# What is expected
Transcribe the lines of the records starting with the one that has "Decode this chart: output" in it and ending with the last, and transcribe nothing else.

————

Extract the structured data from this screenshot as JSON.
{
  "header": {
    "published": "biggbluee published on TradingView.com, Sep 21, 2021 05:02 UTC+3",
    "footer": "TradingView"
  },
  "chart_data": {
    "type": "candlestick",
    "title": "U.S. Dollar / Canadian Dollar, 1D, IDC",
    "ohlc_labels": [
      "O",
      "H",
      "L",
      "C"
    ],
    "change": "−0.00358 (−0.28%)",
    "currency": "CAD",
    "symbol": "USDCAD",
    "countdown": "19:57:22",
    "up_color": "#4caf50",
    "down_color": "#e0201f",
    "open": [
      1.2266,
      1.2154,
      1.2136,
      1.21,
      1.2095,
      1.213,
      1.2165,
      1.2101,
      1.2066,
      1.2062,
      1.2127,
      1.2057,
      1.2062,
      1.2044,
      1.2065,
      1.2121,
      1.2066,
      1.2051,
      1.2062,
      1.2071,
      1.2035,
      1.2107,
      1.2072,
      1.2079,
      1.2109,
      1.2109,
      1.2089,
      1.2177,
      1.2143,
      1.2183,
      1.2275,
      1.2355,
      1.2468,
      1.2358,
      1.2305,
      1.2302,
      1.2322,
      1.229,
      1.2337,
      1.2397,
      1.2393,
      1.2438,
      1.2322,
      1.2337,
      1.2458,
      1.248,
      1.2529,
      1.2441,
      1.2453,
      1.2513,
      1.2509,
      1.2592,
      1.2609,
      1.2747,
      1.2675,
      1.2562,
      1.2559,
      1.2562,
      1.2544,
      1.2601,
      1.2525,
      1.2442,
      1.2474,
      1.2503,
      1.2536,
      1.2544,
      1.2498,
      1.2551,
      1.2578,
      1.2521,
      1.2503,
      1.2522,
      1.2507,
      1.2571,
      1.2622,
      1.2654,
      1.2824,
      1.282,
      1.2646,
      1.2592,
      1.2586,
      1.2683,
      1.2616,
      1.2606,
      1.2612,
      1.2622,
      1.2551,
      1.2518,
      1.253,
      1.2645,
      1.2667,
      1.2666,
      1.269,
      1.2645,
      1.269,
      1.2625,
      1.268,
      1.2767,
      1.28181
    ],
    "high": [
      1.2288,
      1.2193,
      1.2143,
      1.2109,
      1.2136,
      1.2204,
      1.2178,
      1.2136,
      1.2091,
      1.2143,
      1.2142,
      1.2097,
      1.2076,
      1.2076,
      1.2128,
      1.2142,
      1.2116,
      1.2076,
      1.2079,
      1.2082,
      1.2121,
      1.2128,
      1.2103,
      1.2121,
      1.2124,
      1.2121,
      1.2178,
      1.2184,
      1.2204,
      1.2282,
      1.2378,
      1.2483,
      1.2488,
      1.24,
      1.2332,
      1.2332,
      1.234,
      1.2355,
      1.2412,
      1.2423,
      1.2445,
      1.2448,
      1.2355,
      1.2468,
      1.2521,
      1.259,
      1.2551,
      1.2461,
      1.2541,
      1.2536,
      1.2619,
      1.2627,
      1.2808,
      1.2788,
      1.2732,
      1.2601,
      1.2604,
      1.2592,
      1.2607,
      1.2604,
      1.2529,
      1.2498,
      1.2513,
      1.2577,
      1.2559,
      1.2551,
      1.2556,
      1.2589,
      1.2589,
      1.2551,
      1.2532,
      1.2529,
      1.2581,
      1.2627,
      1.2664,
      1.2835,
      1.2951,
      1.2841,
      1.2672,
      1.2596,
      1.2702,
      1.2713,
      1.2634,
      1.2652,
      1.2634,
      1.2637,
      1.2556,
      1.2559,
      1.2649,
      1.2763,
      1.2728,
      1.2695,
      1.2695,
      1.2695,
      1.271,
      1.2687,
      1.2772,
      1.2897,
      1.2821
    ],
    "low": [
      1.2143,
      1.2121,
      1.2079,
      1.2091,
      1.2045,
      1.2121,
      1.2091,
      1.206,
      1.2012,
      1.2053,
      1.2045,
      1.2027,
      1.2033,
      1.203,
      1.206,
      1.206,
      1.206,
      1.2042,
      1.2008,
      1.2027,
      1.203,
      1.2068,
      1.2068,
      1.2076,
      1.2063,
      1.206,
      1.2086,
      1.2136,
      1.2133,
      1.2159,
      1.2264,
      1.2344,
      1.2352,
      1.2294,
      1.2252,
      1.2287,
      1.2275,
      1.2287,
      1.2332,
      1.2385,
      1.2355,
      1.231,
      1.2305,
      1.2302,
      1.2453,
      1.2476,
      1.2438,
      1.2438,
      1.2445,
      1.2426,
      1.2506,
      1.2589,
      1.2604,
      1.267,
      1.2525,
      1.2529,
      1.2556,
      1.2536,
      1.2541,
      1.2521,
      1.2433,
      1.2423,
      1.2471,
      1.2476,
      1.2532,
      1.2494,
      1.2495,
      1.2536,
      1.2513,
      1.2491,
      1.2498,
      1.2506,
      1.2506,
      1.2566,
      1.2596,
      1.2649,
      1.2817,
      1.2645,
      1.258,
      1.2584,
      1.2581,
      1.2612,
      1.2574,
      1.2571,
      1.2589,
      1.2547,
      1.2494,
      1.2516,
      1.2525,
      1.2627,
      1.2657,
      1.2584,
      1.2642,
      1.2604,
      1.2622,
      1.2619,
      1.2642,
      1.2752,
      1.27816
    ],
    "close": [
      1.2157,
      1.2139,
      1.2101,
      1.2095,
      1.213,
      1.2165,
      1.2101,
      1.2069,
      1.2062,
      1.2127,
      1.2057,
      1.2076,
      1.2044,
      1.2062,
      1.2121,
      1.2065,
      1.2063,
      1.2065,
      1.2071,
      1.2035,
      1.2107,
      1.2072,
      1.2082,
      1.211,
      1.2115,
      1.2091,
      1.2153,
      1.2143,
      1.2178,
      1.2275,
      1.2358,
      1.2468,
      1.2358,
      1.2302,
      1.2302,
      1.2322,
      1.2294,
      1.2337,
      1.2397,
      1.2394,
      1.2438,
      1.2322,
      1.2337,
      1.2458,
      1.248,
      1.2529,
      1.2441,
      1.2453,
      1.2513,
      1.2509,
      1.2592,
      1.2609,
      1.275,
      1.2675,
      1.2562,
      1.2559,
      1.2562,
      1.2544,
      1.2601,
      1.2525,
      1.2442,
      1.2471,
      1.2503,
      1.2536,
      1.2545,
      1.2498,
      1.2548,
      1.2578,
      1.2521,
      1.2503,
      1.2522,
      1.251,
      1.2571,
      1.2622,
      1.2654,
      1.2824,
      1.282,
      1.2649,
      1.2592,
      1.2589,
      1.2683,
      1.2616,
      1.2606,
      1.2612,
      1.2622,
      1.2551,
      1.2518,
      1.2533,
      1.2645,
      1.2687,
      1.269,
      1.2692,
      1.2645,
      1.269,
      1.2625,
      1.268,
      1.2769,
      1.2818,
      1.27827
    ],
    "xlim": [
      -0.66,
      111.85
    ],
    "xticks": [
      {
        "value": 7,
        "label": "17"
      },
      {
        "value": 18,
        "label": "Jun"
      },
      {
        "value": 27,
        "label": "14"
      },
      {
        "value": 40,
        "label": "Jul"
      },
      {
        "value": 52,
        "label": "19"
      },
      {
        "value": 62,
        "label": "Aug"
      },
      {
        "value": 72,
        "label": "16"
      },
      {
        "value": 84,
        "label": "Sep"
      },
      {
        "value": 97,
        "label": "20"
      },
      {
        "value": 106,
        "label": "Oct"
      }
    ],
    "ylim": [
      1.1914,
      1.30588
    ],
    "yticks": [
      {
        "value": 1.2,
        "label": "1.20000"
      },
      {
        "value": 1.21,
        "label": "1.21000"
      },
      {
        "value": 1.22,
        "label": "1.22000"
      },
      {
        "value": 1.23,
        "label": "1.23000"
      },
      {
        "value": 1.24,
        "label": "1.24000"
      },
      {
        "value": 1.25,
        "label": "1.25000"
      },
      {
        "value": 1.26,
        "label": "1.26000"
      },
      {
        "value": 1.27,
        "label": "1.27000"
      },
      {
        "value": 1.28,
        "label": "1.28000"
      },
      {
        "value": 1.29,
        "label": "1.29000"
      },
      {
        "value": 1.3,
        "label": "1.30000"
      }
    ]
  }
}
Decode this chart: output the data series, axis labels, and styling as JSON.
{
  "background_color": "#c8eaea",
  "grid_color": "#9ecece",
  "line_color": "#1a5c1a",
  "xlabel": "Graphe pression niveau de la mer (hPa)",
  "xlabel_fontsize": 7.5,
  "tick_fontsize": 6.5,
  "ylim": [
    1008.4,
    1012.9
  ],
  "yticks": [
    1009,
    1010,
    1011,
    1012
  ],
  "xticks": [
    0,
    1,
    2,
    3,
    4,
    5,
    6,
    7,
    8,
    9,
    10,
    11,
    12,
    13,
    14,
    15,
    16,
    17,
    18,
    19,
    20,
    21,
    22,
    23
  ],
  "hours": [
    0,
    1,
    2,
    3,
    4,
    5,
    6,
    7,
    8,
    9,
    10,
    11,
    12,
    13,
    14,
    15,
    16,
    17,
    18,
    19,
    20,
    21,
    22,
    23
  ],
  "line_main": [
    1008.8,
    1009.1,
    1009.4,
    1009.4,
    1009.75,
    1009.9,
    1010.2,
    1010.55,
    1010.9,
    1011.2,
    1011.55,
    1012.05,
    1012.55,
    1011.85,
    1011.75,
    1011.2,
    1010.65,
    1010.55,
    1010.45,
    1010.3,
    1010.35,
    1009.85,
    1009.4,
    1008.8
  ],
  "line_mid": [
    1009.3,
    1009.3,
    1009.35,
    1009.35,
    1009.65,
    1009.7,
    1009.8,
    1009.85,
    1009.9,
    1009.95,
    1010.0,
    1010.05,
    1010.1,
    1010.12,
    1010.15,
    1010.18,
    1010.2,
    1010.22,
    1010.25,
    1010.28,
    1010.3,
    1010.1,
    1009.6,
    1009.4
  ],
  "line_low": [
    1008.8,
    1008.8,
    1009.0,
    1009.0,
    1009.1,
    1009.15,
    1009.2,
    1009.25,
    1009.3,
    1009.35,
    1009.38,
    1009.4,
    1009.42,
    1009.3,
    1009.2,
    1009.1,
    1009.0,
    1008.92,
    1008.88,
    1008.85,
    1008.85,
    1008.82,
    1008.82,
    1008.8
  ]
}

————

# Response for this exercise
Decode this chart: output the data series, axis labels, and styling as JSON.
{
  "background_color": "#c8eaea",
  "grid_color": "#9ecece",
  "line_color": "#1a5c1a",
  "xlabel": "Graphe pression niveau de la mer (hPa)",
  "xlabel_fontsize": 7.5,
  "tick_fontsize": 6.5,
  "ylim": [
    1008.4,
    1012.9
  ],
  "yticks": [
    1009,
    1010,
    1011,
    1012
  ],
  "xticks": [
    0,
    1,
    2,
    3,
    4,
    5,
    6,
    7,
    8,
    9,
    10,
    11,
    12,
    13,
    14,
    15,
    16,
    17,
    18,
    19,
    20,
    21,
    22,
    23
  ],
  "hours": [
    0,
    1,
    2,
    3,
    4,
    5,
    6,
    7,
    8,
    9,
    10,
    11,
    12,
    13,
    14,
    15,
    16,
    17,
    18,
    19,
    20,
    21,
    22,
    23
  ],
  "line_main": [
    1008.8,
    1009.1,
    1009.4,
    1009.4,
    1009.75,
    1009.9,
    1010.2,
    1010.55,
    1010.9,
    1011.2,
    1011.55,
    1012.05,
    1012.55,
    1011.85,
    1011.75,
    1011.2,
    1010.65,
    1010.55,
    1010.45,
    1010.3,
    1010.35,
    1009.85,
    1009.4,
    1008.8
  ],
  "line_mid": [
    1009.3,
    1009.3,
    1009.35,
    1009.35,
    1009.65,
    1009.7,
    1009.8,
    1009.85,
    1009.9,
    1009.95,
    1010.0,
    1010.05,
    1010.1,
    1010.12,
    1010.15,
    1010.18,
    1010.2,
    1010.22,
    1010.25,
    1010.28,
    1010.3,
    1010.1,
    1009.6,
    1009.4
  ],
  "line_low": [
    1008.8,
    1008.8,
    1009.0,
    1009.0,
    1009.1,
    1009.15,
    1009.2,
    1009.25,
    1009.3,
    1009.35,
    1009.38,
    1009.4,
    1009.42,
    1009.3,
    1009.2,
    1009.1,
    1009.0,
    1008.92,
    1008.88,
    1008.85,
    1008.85,
    1008.82,
    1008.82,
    1008.8
  ]
}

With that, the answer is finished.